EXERCISE AIM: Show every line that has the string "health" in it.

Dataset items
*****

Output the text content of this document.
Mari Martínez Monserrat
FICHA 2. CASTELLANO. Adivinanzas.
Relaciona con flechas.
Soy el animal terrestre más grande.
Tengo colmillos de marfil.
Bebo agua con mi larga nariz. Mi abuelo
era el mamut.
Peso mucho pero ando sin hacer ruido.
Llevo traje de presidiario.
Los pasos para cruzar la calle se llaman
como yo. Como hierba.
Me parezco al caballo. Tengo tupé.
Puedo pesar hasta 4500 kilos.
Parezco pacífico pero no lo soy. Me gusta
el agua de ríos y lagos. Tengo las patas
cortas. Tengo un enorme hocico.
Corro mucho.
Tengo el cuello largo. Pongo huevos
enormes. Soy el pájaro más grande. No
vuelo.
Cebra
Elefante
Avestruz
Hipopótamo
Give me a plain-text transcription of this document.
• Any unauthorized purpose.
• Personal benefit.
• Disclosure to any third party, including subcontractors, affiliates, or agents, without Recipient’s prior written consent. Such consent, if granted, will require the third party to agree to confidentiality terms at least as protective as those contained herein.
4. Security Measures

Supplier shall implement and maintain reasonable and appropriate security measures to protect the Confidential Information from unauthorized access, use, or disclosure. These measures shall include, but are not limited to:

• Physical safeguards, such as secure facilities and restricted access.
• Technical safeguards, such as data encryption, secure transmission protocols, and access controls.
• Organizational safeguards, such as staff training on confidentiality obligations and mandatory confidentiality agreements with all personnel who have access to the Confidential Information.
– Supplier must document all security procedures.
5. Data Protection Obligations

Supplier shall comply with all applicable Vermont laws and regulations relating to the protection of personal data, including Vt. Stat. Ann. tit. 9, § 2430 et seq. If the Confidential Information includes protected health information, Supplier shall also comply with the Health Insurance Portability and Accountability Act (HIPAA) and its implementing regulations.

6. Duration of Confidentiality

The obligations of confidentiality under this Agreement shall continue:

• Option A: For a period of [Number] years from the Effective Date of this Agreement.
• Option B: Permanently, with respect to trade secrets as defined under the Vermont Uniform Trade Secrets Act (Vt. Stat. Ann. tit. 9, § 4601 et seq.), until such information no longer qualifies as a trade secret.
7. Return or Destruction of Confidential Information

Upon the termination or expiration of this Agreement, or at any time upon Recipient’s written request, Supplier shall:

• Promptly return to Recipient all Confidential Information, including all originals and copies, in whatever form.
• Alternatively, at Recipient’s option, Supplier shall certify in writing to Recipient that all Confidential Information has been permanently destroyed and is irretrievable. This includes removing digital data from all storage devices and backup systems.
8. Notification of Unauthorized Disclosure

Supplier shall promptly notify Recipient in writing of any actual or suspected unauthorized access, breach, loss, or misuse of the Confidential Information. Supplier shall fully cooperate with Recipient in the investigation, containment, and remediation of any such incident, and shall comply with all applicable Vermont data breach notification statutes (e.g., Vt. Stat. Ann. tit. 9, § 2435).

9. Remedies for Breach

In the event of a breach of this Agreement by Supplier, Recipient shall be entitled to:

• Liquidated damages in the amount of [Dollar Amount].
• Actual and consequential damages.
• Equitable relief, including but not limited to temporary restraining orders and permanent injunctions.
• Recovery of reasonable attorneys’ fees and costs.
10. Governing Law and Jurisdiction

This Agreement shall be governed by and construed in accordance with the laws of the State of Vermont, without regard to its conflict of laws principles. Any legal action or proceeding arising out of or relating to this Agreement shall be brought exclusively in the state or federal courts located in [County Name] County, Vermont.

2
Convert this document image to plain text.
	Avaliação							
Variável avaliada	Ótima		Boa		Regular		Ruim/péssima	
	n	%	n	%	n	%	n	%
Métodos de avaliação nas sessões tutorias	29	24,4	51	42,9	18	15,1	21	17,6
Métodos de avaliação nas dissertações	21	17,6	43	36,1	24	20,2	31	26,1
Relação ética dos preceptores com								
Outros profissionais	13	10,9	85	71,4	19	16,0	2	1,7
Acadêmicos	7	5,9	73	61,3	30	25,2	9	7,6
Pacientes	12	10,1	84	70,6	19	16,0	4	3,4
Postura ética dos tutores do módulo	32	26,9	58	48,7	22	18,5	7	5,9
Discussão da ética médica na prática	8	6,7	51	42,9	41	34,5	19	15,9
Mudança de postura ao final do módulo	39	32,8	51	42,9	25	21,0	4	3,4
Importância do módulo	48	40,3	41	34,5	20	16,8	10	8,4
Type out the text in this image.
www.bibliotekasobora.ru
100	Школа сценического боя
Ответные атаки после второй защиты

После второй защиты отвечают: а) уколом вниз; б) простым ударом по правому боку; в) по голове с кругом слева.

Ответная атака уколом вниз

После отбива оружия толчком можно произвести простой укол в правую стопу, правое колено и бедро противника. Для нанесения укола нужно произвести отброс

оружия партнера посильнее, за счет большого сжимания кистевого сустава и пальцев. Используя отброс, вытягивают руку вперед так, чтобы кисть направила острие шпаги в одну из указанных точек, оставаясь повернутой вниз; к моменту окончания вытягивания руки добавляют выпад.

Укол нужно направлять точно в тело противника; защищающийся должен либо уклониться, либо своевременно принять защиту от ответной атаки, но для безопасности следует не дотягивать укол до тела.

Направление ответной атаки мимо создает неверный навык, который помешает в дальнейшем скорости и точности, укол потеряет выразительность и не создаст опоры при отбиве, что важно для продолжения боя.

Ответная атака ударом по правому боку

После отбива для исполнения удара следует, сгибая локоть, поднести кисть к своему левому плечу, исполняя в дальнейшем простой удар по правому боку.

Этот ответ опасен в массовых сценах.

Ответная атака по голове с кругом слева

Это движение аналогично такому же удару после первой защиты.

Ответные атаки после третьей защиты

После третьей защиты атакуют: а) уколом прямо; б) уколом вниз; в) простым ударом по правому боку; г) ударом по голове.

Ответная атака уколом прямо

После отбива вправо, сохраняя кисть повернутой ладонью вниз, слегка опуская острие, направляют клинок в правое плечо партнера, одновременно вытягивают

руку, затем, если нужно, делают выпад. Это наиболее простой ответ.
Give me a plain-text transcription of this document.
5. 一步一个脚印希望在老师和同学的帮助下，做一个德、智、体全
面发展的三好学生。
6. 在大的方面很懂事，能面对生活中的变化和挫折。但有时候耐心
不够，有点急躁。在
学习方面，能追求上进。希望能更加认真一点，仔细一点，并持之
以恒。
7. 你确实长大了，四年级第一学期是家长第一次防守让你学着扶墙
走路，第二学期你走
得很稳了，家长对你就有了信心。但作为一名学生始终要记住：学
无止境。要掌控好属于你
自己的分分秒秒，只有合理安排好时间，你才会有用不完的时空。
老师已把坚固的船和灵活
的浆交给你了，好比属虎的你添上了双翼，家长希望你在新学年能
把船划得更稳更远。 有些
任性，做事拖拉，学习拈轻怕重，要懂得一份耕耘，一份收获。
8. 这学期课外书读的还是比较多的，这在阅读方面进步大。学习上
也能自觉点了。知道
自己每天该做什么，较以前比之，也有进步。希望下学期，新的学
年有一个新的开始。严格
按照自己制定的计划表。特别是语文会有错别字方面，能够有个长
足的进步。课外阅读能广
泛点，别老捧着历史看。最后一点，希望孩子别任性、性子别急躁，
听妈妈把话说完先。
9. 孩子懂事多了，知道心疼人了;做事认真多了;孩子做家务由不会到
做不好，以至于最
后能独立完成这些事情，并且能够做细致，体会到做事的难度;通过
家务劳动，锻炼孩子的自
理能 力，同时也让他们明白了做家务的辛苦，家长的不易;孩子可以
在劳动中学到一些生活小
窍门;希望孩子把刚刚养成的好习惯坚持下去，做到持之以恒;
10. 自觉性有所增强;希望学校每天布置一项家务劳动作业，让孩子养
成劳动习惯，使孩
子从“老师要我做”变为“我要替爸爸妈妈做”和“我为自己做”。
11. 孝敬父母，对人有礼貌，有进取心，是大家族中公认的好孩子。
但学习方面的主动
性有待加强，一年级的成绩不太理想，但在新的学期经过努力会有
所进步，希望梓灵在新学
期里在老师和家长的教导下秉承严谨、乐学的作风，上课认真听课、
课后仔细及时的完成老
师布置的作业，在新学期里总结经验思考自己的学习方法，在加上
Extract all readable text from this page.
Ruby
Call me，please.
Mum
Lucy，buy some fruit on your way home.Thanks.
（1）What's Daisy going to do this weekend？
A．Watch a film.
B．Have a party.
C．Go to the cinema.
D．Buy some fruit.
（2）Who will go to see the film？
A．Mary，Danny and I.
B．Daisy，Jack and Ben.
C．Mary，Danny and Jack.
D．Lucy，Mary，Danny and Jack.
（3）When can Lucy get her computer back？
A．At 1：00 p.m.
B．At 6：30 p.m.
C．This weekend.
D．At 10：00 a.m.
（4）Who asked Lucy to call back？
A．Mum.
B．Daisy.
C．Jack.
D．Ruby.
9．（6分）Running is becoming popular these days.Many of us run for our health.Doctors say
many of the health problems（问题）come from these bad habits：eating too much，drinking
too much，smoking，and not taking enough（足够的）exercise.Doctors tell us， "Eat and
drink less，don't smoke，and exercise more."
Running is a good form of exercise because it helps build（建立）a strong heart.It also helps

*****

WRITTEN RESPONSE:
Supplier shall comply with all applicable Vermont laws and regulations relating to the protection of personal data, including Vt. Stat. Ann. tit. 9, § 2430 et seq. If the Confidential Information includes protected health information, Supplier shall also comply with the Health Insurance Portability and Accountability Act (HIPAA) and its implementing regulations.
9．（6分）Running is becoming popular these days.Many of us run for our health.Doctors say
many of the health problems（问题）come from these bad habits：eating too much，drinking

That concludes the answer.